++++ LISTING
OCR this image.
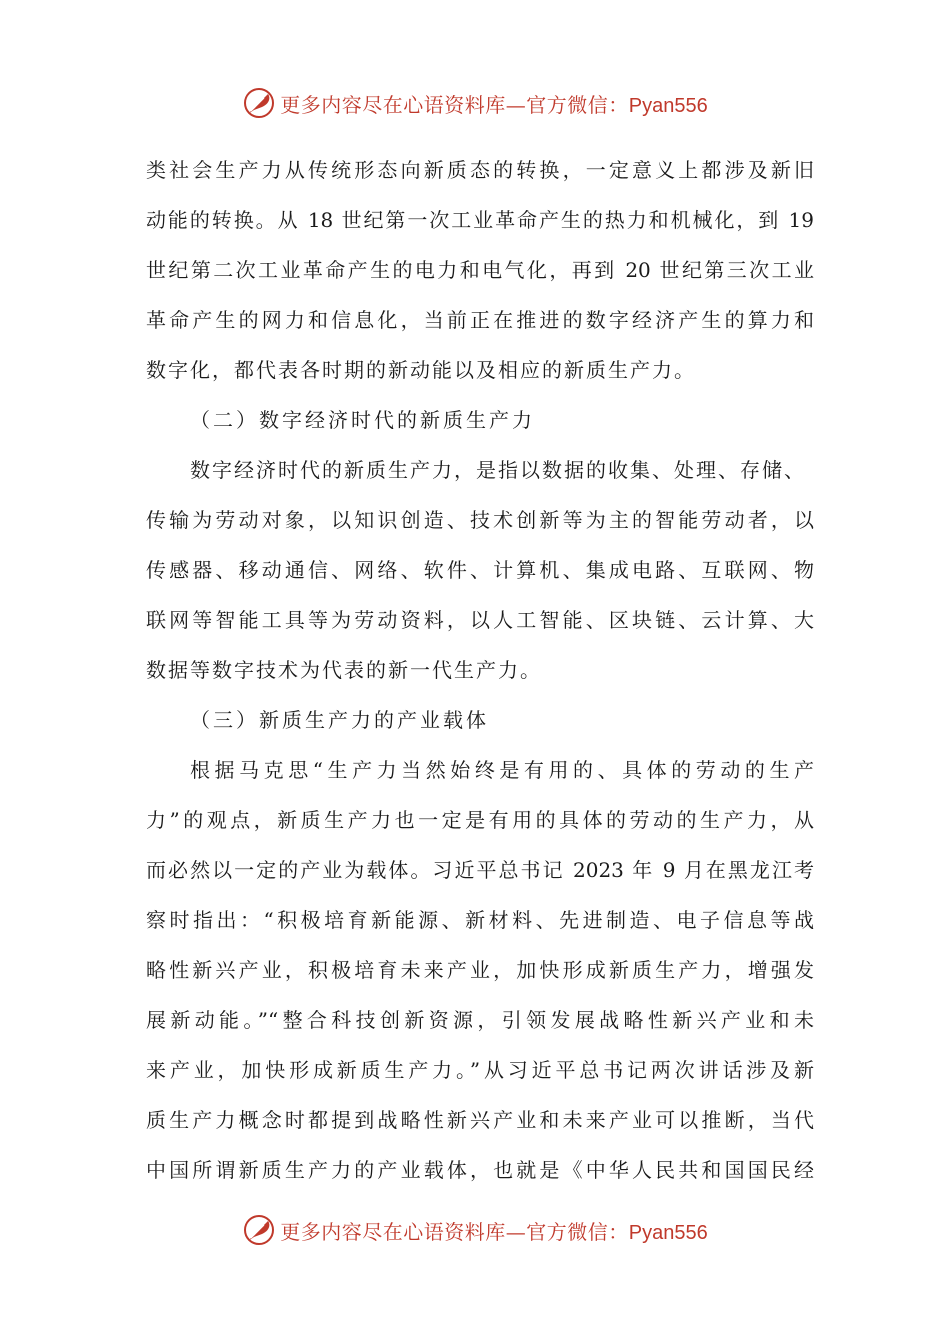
更多内容尽在心语资料库—官方微信：Pyan556
类社会生产力从传统形态向新质态的转换，一定意义上都涉及新旧
动能的转换。从 18 世纪第一次工业革命产生的热力和机械化，到 19
世纪第二次工业革命产生的电力和电气化，再到 20 世纪第三次工业
革命产生的网力和信息化，当前正在推进的数字经济产生的算力和
数字化，都代表各时期的新动能以及相应的新质生产力。
（二）数字经济时代的新质生产力
数字经济时代的新质生产力，是指以数据的收集、处理、存储、
传输为劳动对象，以知识创造、技术创新等为主的智能劳动者，以
传感器、移动通信、网络、软件、计算机、集成电路、互联网、物
联网等智能工具等为劳动资料，以人工智能、区块链、云计算、大
数据等数字技术为代表的新一代生产力。
（三）新质生产力的产业载体
根据马克思“生产力当然始终是有用的、具体的劳动的生产
力”的观点，新质生产力也一定是有用的具体的劳动的生产力，从
而必然以一定的产业为载体。习近平总书记 2023 年 9 月在黑龙江考
察时指出：“积极培育新能源、新材料、先进制造、电子信息等战
略性新兴产业，积极培育未来产业，加快形成新质生产力，增强发
展新动能。”“整合科技创新资源，引领发展战略性新兴产业和未
来产业，加快形成新质生产力。”从习近平总书记两次讲话涉及新
质生产力概念时都提到战略性新兴产业和未来产业可以推断，当代
中国所谓新质生产力的产业载体，也就是《中华人民共和国国民经
更多内容尽在心语资料库—官方微信：Pyan556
++++++++
* **GOAL OF THE EXERCISE**
Repeat the records above verbatim, with no pictures in the result.

* **OUTPUT OF THE TASK**
OCR this image.
更多内容尽在心语资料库—官方微信：Pyan556
类社会生产力从传统形态向新质态的转换，一定意义上都涉及新旧
动能的转换。从 18 世纪第一次工业革命产生的热力和机械化，到 19
世纪第二次工业革命产生的电力和电气化，再到 20 世纪第三次工业
革命产生的网力和信息化，当前正在推进的数字经济产生的算力和
数字化，都代表各时期的新动能以及相应的新质生产力。
（二）数字经济时代的新质生产力
数字经济时代的新质生产力，是指以数据的收集、处理、存储、
传输为劳动对象，以知识创造、技术创新等为主的智能劳动者，以
传感器、移动通信、网络、软件、计算机、集成电路、互联网、物
联网等智能工具等为劳动资料，以人工智能、区块链、云计算、大
数据等数字技术为代表的新一代生产力。
（三）新质生产力的产业载体
根据马克思“生产力当然始终是有用的、具体的劳动的生产
力”的观点，新质生产力也一定是有用的具体的劳动的生产力，从
而必然以一定的产业为载体。习近平总书记 2023 年 9 月在黑龙江考
察时指出：“积极培育新能源、新材料、先进制造、电子信息等战
略性新兴产业，积极培育未来产业，加快形成新质生产力，增强发
展新动能。”“整合科技创新资源，引领发展战略性新兴产业和未
来产业，加快形成新质生产力。”从习近平总书记两次讲话涉及新
质生产力概念时都提到战略性新兴产业和未来产业可以推断，当代
中国所谓新质生产力的产业载体，也就是《中华人民共和国国民经
更多内容尽在心语资料库—官方微信：Pyan556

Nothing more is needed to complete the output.